What is expected: Copy every entry precisely.

********************

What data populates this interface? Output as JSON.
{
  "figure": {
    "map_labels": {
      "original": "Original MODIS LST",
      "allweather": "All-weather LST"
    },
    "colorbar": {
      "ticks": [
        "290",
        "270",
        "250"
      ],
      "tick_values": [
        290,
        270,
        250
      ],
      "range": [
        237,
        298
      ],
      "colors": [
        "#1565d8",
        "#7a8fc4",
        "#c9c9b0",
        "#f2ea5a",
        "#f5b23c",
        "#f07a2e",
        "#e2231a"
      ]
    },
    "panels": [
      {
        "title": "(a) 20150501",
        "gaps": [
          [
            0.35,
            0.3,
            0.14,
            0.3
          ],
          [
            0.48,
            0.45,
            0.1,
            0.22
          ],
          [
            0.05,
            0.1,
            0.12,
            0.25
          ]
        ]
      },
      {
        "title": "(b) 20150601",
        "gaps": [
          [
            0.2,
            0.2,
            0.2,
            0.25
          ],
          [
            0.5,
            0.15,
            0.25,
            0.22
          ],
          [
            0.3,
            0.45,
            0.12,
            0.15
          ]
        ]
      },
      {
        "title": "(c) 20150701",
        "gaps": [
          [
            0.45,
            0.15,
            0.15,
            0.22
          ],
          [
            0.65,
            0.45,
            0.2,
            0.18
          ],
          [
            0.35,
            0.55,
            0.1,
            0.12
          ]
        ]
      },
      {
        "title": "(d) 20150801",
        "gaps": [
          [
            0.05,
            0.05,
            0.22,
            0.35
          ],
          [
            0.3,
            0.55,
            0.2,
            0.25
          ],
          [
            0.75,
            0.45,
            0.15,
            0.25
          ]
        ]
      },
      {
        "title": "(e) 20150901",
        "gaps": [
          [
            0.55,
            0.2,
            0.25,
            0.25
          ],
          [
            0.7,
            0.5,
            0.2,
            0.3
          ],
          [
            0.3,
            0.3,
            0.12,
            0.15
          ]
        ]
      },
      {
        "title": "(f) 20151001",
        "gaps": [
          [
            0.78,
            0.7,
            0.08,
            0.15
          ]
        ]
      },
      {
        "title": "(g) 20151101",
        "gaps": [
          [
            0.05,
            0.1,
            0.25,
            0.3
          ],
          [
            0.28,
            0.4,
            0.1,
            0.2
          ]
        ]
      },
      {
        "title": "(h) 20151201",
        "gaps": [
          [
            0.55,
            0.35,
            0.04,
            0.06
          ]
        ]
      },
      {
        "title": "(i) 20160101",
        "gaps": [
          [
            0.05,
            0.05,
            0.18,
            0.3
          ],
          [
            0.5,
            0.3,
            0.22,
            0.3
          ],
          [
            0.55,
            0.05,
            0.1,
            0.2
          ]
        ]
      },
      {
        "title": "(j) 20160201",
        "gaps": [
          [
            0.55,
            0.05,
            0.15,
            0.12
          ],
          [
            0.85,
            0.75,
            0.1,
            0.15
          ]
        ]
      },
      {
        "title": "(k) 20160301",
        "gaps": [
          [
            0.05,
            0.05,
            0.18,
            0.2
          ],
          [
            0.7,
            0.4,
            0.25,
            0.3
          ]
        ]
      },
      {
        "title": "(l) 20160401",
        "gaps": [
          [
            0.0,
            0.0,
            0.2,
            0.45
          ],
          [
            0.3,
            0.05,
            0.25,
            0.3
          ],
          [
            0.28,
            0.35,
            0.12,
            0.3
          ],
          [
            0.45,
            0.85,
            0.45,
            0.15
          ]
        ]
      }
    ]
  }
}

********************

Expected answer:
What data populates this interface? Output as JSON.
{
  "figure": {
    "map_labels": {
      "original": "Original MODIS LST",
      "allweather": "All-weather LST"
    },
    "colorbar": {
      "ticks": [
        "290",
        "270",
        "250"
      ],
      "tick_values": [
        290,
        270,
        250
      ],
      "range": [
        237,
        298
      ],
      "colors": [
        "#1565d8",
        "#7a8fc4",
        "#c9c9b0",
        "#f2ea5a",
        "#f5b23c",
        "#f07a2e",
        "#e2231a"
      ]
    },
    "panels": [
      {
        "title": "(a) 20150501",
        "gaps": [
          [
            0.35,
            0.3,
            0.14,
            0.3
          ],
          [
            0.48,
            0.45,
            0.1,
            0.22
          ],
          [
            0.05,
            0.1,
            0.12,
            0.25
          ]
        ]
      },
      {
        "title": "(b) 20150601",
        "gaps": [
          [
            0.2,
            0.2,
            0.2,
            0.25
          ],
          [
            0.5,
            0.15,
            0.25,
            0.22
          ],
          [
            0.3,
            0.45,
            0.12,
            0.15
          ]
        ]
      },
      {
        "title": "(c) 20150701",
        "gaps": [
          [
            0.45,
            0.15,
            0.15,
            0.22
          ],
          [
            0.65,
            0.45,
            0.2,
            0.18
          ],
          [
            0.35,
            0.55,
            0.1,
            0.12
          ]
        ]
      },
      {
        "title": "(d) 20150801",
        "gaps": [
          [
            0.05,
            0.05,
            0.22,
            0.35
          ],
          [
            0.3,
            0.55,
            0.2,
            0.25
          ],
          [
            0.75,
            0.45,
            0.15,
            0.25
          ]
        ]
      },
      {
        "title": "(e) 20150901",
        "gaps": [
          [
            0.55,
            0.2,
            0.25,
            0.25
          ],
          [
            0.7,
            0.5,
            0.2,
            0.3
          ],
          [
            0.3,
            0.3,
            0.12,
            0.15
          ]
        ]
      },
      {
        "title": "(f) 20151001",
        "gaps": [
          [
            0.78,
            0.7,
            0.08,
            0.15
          ]
        ]
      },
      {
        "title": "(g) 20151101",
        "gaps": [
          [
            0.05,
            0.1,
            0.25,
            0.3
          ],
          [
            0.28,
            0.4,
            0.1,
            0.2
          ]
        ]
      },
      {
        "title": "(h) 20151201",
        "gaps": [
          [
            0.55,
            0.35,
            0.04,
            0.06
          ]
        ]
      },
      {
        "title": "(i) 20160101",
        "gaps": [
          [
            0.05,
            0.05,
            0.18,
            0.3
          ],
          [
            0.5,
            0.3,
            0.22,
            0.3
          ],
          [
            0.55,
            0.05,
            0.1,
            0.2
          ]
        ]
      },
      {
        "title": "(j) 20160201",
        "gaps": [
          [
            0.55,
            0.05,
            0.15,
            0.12
          ],
          [
            0.85,
            0.75,
            0.1,
            0.15
          ]
        ]
      },
      {
        "title": "(k) 20160301",
        "gaps": [
          [
            0.05,
            0.05,
            0.18,
            0.2
          ],
          [
            0.7,
            0.4,
            0.25,
            0.3
          ]
        ]
      },
      {
        "title": "(l) 20160401",
        "gaps": [
          [
            0.0,
            0.0,
            0.2,
            0.45
          ],
          [
            0.3,
            0.05,
            0.25,
            0.3
          ],
          [
            0.28,
            0.35,
            0.12,
            0.3
          ],
          [
            0.45,
            0.85,
            0.45,
            0.15
          ]
        ]
      }
    ]
  }
}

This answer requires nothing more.